Short task
In the material below, find each line holding the string "Muffin" and copy it.

Material to process
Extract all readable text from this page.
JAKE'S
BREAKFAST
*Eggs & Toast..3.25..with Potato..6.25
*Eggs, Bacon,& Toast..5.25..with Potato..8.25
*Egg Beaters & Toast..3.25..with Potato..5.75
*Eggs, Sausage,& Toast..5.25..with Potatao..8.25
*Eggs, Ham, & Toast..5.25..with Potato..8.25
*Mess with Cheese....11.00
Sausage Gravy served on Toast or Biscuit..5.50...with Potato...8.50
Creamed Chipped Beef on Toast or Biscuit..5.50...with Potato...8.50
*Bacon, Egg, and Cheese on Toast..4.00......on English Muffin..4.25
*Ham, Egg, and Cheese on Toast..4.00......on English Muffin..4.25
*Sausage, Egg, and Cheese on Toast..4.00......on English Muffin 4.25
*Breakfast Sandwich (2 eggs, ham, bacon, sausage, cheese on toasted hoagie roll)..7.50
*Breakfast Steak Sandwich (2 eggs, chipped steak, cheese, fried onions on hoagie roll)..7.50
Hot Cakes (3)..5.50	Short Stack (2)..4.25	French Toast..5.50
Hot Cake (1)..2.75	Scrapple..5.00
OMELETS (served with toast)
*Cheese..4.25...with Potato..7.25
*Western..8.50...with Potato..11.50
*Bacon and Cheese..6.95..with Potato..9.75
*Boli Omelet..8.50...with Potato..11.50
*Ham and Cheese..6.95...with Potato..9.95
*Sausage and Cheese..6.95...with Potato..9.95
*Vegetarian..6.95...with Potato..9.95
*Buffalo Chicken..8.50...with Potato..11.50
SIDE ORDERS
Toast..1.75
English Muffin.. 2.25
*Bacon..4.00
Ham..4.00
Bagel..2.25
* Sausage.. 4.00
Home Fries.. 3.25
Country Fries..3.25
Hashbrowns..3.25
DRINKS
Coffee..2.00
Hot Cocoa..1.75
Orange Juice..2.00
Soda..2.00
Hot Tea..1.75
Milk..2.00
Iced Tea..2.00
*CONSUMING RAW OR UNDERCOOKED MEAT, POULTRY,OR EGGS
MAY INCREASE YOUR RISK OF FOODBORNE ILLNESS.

Expected answer
*Bacon, Egg, and Cheese on Toast..4.00......on English Muffin..4.25
*Ham, Egg, and Cheese on Toast..4.00......on English Muffin..4.25
*Sausage, Egg, and Cheese on Toast..4.00......on English Muffin 4.25
English Muffin.. 2.25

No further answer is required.